### EXERCISE GOAL
A line counts if it contains the word "this" at least once. State how many such lines the records contain, giving the number alone.

============================================================

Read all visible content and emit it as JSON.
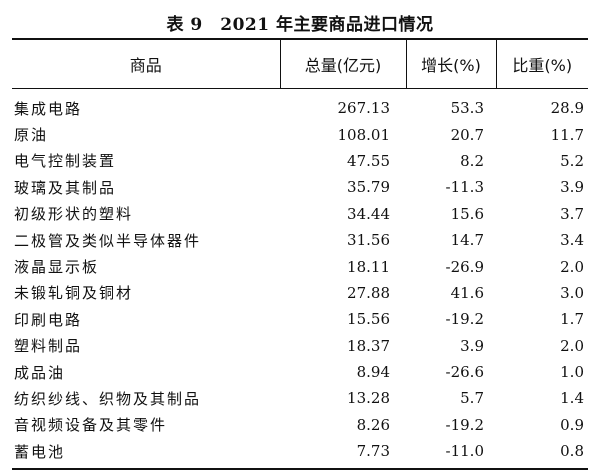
{
  "title": "表 9　2021 年主要商品进口情况",
  "headers": [
    "商品",
    "总量(亿元)",
    "增长(%)",
    "比重(%)"
  ],
  "rows": [
    {
      "name": "集成电路",
      "total": "267.13",
      "growth": "53.3",
      "share": "28.9"
    },
    {
      "name": "原油",
      "total": "108.01",
      "growth": "20.7",
      "share": "11.7"
    },
    {
      "name": "电气控制装置",
      "total": "47.55",
      "growth": "8.2",
      "share": "5.2"
    },
    {
      "name": "玻璃及其制品",
      "total": "35.79",
      "growth": "-11.3",
      "share": "3.9"
    },
    {
      "name": "初级形状的塑料",
      "total": "34.44",
      "growth": "15.6",
      "share": "3.7"
    },
    {
      "name": "二极管及类似半导体器件",
      "total": "31.56",
      "growth": "14.7",
      "share": "3.4"
    },
    {
      "name": "液晶显示板",
      "total": "18.11",
      "growth": "-26.9",
      "share": "2.0"
    },
    {
      "name": "未锻轧铜及铜材",
      "total": "27.88",
      "growth": "41.6",
      "share": "3.0"
    },
    {
      "name": "印刷电路",
      "total": "15.56",
      "growth": "-19.2",
      "share": "1.7"
    },
    {
      "name": "塑料制品",
      "total": "18.37",
      "growth": "3.9",
      "share": "2.0"
    },
    {
      "name": "成品油",
      "total": "8.94",
      "growth": "-26.6",
      "share": "1.0"
    },
    {
      "name": "纺织纱线、织物及其制品",
      "total": "13.28",
      "growth": "5.7",
      "share": "1.4"
    },
    {
      "name": "音视频设备及其零件",
      "total": "8.26",
      "growth": "-19.2",
      "share": "0.9"
    },
    {
      "name": "蓄电池",
      "total": "7.73",
      "growth": "-11.0",
      "share": "0.8"
    }
  ]
}
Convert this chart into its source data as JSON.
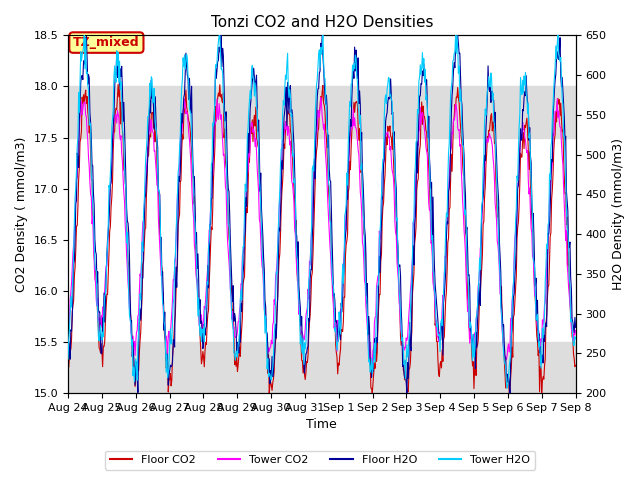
{
  "title": "Tonzi CO2 and H2O Densities",
  "xlabel": "Time",
  "ylabel_left": "CO2 Density ( mmol/m3)",
  "ylabel_right": "H2O Density (mmol/m3)",
  "ylim_left": [
    15.0,
    18.5
  ],
  "ylim_right": [
    200,
    650
  ],
  "yticks_left": [
    15.0,
    15.5,
    16.0,
    16.5,
    17.0,
    17.5,
    18.0,
    18.5
  ],
  "yticks_right": [
    200,
    250,
    300,
    350,
    400,
    450,
    500,
    550,
    600,
    650
  ],
  "colors": {
    "floor_co2": "#CC0000",
    "tower_co2": "#FF00FF",
    "floor_h2o": "#000099",
    "tower_h2o": "#00CCFF"
  },
  "annotation_text": "TZ_mixed",
  "annotation_color": "#CC0000",
  "annotation_bg": "#FFFF99",
  "annotation_border": "#CC0000",
  "n_days": 15,
  "n_points_per_day": 48,
  "shade_color": "#DDDDDD",
  "legend_entries": [
    "Floor CO2",
    "Tower CO2",
    "Floor H2O",
    "Tower H2O"
  ],
  "tick_date_labels": [
    "Aug 24",
    "Aug 25",
    "Aug 26",
    "Aug 27",
    "Aug 28",
    "Aug 29",
    "Aug 30",
    "Aug 31",
    "Sep 1",
    "Sep 2",
    "Sep 3",
    "Sep 4",
    "Sep 5",
    "Sep 6",
    "Sep 7",
    "Sep 8"
  ]
}
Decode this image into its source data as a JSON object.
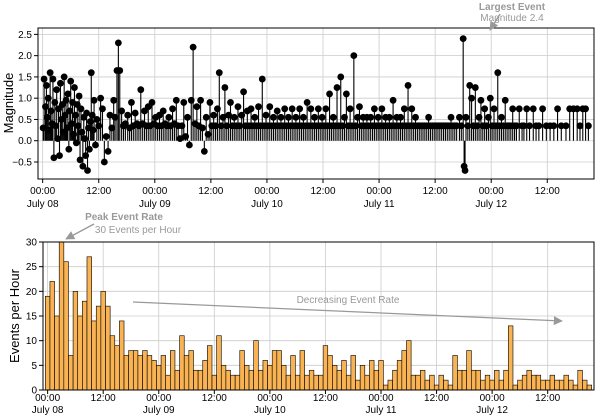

============================================================

### RESPONSE
2